(Dataset items)
============

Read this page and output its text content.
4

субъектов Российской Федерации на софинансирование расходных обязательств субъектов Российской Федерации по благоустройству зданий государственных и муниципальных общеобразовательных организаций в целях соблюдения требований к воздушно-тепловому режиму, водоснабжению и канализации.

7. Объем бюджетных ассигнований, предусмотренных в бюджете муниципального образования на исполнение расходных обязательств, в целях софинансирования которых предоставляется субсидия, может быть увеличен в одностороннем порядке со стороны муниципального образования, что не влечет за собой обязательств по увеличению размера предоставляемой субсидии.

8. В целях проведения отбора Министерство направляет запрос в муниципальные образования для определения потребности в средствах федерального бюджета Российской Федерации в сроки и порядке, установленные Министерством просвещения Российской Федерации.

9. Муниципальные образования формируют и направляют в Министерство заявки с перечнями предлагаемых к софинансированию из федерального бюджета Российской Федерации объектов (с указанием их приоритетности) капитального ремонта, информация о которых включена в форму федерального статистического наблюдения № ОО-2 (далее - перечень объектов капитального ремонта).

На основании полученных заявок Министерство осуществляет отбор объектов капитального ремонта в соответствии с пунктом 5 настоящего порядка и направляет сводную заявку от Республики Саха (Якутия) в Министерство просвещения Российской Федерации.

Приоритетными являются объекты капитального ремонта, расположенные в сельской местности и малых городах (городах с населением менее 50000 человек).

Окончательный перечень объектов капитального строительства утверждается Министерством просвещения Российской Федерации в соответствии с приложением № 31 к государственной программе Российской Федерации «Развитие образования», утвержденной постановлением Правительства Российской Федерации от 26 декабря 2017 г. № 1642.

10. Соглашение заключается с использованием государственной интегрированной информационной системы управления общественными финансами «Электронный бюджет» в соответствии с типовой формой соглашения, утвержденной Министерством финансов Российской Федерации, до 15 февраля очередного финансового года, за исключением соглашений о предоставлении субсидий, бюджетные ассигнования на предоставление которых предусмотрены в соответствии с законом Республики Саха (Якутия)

============

*To be done:* Please output the complete data exactly.

*Solution for this problem:*
Read this page and output its text content.
4

субъектов Российской Федерации на софинансирование расходных обязательств субъектов Российской Федерации по благоустройству зданий государственных и муниципальных общеобразовательных организаций в целях соблюдения требований к воздушно-тепловому режиму, водоснабжению и канализации.

7. Объем бюджетных ассигнований, предусмотренных в бюджете муниципального образования на исполнение расходных обязательств, в целях софинансирования которых предоставляется субсидия, может быть увеличен в одностороннем порядке со стороны муниципального образования, что не влечет за собой обязательств по увеличению размера предоставляемой субсидии.

8. В целях проведения отбора Министерство направляет запрос в муниципальные образования для определения потребности в средствах федерального бюджета Российской Федерации в сроки и порядке, установленные Министерством просвещения Российской Федерации.

9. Муниципальные образования формируют и направляют в Министерство заявки с перечнями предлагаемых к софинансированию из федерального бюджета Российской Федерации объектов (с указанием их приоритетности) капитального ремонта, информация о которых включена в форму федерального статистического наблюдения № ОО-2 (далее - перечень объектов капитального ремонта).

На основании полученных заявок Министерство осуществляет отбор объектов капитального ремонта в соответствии с пунктом 5 настоящего порядка и направляет сводную заявку от Республики Саха (Якутия) в Министерство просвещения Российской Федерации.

Приоритетными являются объекты капитального ремонта, расположенные в сельской местности и малых городах (городах с населением менее 50000 человек).

Окончательный перечень объектов капитального строительства утверждается Министерством просвещения Российской Федерации в соответствии с приложением № 31 к государственной программе Российской Федерации «Развитие образования», утвержденной постановлением Правительства Российской Федерации от 26 декабря 2017 г. № 1642.

10. Соглашение заключается с использованием государственной интегрированной информационной системы управления общественными финансами «Электронный бюджет» в соответствии с типовой формой соглашения, утвержденной Министерством финансов Российской Федерации, до 15 февраля очередного финансового года, за исключением соглашений о предоставлении субсидий, бюджетные ассигнования на предоставление которых предусмотрены в соответствии с законом Республики Саха (Якутия)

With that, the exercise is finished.